JOB: Find every line in the records below that holds the word "this", and copy each one.
--------------------------------------------------
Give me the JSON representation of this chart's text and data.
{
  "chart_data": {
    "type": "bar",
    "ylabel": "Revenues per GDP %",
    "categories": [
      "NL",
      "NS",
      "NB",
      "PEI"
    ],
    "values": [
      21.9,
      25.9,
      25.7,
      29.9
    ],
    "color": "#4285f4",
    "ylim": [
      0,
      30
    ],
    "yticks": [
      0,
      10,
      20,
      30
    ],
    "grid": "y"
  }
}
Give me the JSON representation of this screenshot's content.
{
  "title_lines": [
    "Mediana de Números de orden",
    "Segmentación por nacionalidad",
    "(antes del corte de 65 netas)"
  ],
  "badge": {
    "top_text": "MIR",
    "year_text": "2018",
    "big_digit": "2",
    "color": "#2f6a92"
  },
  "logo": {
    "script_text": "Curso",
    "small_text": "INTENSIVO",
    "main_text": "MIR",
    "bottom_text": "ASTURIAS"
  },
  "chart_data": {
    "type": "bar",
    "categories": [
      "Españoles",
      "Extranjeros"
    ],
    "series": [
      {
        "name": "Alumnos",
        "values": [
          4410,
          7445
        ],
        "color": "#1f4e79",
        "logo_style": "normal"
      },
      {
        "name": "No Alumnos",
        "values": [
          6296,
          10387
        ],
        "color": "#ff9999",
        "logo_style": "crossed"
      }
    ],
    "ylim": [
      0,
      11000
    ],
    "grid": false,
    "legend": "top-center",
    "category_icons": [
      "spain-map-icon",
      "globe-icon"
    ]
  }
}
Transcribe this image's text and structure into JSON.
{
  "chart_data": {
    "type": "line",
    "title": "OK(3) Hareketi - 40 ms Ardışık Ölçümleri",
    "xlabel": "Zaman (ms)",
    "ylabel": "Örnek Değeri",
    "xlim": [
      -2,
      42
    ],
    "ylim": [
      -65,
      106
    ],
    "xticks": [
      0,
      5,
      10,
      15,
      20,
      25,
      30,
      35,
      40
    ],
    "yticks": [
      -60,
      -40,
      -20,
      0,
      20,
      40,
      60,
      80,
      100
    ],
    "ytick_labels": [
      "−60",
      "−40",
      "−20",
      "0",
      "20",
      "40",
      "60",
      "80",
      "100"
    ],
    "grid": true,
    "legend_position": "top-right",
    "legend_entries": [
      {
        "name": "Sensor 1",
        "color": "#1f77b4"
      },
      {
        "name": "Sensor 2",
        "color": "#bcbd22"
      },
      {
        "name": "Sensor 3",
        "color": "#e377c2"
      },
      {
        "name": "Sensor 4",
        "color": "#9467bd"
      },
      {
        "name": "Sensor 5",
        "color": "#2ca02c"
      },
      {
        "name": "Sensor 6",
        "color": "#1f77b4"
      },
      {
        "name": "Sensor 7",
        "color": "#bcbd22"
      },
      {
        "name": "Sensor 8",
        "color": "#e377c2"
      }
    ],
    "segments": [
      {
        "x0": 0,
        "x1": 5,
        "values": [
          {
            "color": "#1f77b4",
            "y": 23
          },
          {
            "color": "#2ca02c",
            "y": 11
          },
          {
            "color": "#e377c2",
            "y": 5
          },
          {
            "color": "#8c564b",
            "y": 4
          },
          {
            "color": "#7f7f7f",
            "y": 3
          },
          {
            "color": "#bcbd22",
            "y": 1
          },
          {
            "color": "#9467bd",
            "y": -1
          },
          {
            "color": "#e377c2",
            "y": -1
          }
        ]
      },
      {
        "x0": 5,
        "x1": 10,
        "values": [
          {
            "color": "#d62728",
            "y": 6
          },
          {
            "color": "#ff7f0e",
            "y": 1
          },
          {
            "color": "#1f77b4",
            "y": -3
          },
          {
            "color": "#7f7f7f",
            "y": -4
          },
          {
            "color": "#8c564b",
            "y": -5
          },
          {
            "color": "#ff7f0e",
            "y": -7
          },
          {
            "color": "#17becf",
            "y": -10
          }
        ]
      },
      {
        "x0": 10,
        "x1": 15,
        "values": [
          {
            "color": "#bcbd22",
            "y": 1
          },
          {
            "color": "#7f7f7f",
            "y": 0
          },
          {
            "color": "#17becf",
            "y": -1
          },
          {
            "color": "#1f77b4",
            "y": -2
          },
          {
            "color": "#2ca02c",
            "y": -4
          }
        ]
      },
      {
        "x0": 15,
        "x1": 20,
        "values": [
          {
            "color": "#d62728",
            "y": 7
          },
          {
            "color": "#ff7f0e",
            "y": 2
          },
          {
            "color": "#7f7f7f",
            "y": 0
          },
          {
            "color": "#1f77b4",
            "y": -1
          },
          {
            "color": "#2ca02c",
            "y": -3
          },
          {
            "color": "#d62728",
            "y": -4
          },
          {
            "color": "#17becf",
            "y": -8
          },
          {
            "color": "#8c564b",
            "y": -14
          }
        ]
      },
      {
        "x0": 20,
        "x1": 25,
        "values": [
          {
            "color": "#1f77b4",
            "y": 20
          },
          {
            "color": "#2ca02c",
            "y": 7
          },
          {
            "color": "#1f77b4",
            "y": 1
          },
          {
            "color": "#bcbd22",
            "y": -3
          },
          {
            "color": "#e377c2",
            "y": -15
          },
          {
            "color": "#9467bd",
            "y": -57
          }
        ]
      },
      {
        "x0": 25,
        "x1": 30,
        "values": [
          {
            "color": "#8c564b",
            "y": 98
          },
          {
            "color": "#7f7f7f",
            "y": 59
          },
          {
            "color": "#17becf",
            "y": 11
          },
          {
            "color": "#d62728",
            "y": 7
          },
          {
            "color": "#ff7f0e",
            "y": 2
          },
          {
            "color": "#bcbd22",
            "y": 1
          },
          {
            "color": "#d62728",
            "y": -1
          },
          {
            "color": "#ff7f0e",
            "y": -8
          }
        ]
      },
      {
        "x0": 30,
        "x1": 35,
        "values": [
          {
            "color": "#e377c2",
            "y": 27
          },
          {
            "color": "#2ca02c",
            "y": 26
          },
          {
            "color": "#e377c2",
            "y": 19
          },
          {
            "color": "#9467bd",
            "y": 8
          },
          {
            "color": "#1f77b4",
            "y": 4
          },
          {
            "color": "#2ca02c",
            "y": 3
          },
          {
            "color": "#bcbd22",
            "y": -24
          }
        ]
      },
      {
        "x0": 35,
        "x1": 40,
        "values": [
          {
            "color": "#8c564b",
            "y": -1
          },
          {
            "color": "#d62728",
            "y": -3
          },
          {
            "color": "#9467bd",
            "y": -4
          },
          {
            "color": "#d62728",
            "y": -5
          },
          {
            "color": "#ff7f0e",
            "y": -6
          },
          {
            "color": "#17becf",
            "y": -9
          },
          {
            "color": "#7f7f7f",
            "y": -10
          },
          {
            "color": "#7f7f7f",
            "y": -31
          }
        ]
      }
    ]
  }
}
--------------------------------------------------
TASK SOLUTION:
Give me the JSON representation of this chart's text and data.
Give me the JSON representation of this screenshot's content.
Transcribe this image's text and structure into JSON.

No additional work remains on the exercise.